→ Page records with their text
※ ※ ※
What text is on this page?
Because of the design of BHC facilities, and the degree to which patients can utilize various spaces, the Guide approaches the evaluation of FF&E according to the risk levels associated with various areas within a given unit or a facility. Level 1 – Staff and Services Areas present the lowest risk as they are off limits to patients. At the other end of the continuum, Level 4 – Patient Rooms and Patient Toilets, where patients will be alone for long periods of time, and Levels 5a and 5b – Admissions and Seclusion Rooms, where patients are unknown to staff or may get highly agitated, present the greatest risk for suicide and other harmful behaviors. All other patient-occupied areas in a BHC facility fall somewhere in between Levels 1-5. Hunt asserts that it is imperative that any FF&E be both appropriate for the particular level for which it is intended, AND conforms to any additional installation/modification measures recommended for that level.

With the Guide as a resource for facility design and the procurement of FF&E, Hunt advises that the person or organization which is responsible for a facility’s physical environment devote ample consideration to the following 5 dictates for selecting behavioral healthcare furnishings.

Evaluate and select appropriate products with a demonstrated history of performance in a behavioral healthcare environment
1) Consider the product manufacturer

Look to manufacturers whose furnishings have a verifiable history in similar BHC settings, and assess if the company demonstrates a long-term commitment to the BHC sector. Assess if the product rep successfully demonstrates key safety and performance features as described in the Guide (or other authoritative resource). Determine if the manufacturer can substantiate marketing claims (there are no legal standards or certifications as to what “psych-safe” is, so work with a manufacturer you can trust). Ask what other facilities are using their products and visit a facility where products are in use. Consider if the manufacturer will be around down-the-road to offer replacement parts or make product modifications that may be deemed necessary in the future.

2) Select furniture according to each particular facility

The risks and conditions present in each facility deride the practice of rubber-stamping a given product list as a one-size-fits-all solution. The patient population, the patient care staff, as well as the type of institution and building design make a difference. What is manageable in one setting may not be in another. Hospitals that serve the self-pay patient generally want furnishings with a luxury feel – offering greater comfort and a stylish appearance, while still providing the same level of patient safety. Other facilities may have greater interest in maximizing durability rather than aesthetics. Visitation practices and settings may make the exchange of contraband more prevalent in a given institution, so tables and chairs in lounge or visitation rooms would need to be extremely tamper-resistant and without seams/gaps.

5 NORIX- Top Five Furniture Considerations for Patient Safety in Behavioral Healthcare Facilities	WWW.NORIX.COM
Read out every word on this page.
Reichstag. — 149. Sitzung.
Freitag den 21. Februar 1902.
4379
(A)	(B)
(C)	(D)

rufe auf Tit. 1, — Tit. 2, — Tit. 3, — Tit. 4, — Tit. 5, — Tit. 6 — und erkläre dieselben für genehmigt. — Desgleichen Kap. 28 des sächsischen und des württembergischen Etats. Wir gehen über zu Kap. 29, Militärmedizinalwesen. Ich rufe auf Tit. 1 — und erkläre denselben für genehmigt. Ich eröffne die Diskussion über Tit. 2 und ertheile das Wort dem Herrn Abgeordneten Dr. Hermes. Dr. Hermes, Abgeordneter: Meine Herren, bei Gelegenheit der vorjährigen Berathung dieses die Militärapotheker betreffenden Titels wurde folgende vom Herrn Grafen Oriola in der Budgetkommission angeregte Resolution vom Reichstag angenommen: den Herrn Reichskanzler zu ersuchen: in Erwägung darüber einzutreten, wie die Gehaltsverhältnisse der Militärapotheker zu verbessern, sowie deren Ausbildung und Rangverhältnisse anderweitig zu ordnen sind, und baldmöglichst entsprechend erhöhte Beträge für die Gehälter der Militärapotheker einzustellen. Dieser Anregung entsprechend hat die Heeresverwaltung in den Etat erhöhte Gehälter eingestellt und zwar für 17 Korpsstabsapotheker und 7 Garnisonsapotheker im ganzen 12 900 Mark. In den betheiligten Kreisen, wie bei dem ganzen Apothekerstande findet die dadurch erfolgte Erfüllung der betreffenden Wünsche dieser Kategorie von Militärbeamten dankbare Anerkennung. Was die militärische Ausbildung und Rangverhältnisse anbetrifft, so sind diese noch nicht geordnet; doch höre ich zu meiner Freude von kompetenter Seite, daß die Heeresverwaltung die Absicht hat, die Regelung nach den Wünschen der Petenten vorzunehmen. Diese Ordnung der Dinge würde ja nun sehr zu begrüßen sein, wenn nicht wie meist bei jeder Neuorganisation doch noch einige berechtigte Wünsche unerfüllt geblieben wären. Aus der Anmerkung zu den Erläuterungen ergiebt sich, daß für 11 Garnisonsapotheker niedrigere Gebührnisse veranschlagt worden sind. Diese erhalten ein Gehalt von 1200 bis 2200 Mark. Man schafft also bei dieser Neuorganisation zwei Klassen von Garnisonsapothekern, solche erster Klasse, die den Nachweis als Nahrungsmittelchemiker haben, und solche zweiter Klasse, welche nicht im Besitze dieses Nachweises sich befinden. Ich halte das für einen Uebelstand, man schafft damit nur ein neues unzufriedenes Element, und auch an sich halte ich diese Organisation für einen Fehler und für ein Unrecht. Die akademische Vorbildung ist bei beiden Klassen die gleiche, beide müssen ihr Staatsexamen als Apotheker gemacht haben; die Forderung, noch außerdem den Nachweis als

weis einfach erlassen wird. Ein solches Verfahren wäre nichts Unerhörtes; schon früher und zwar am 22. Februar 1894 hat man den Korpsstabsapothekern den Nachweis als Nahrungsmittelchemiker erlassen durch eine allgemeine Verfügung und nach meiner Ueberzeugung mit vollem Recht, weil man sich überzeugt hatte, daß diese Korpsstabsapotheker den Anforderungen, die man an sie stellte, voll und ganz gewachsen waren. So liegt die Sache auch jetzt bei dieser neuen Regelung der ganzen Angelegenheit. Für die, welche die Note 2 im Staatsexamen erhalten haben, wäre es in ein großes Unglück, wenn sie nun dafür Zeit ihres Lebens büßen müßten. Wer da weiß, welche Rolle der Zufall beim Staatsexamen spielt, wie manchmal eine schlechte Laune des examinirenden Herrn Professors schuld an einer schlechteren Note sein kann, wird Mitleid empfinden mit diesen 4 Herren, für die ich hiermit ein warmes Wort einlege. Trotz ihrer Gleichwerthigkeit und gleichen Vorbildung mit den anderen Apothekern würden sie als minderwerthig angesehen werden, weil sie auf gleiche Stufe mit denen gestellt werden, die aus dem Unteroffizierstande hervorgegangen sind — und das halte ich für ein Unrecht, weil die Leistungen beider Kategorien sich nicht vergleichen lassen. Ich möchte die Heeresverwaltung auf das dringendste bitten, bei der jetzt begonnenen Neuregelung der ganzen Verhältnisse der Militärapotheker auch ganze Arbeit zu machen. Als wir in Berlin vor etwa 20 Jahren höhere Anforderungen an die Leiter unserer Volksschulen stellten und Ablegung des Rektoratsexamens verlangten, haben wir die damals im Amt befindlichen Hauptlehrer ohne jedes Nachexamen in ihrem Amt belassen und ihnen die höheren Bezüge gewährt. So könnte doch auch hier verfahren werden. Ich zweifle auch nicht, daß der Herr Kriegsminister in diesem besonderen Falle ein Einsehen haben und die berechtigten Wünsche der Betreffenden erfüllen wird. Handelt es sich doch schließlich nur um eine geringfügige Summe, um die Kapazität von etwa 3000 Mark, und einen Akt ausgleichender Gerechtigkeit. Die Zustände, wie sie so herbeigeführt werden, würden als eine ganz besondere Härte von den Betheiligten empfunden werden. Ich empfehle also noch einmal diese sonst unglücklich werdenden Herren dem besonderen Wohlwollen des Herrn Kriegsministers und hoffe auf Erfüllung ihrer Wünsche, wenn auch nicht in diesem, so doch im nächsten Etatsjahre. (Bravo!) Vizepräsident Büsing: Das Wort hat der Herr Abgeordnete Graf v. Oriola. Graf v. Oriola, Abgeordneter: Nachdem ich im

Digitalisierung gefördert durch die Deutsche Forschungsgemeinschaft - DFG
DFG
※ ※ ※
→ Exercise directions
Whenever a line of the entries contains the string "resource", copy that line.

→ Your solution
With the Guide as a resource for facility design and the procurement of FF&E, Hunt advises that the person or organization which is responsible for a facility’s physical environment devote ample consideration to the following 5 dictates for selecting behavioral healthcare furnishings.
Look to manufacturers whose furnishings have a verifiable history in similar BHC settings, and assess if the company demonstrates a long-term commitment to the BHC sector. Assess if the product rep successfully demonstrates key safety and performance features as described in the Guide (or other authoritative resource). Determine if the manufacturer can substantiate marketing claims (there are no legal standards or certifications as to what “psych-safe” is, so work with a manufacturer you can trust). Ask what other facilities are using their products and visit a facility where products are in use. Consider if the manufacturer will be around down-the-road to offer replacement parts or make product modifications that may be deemed necessary in the future.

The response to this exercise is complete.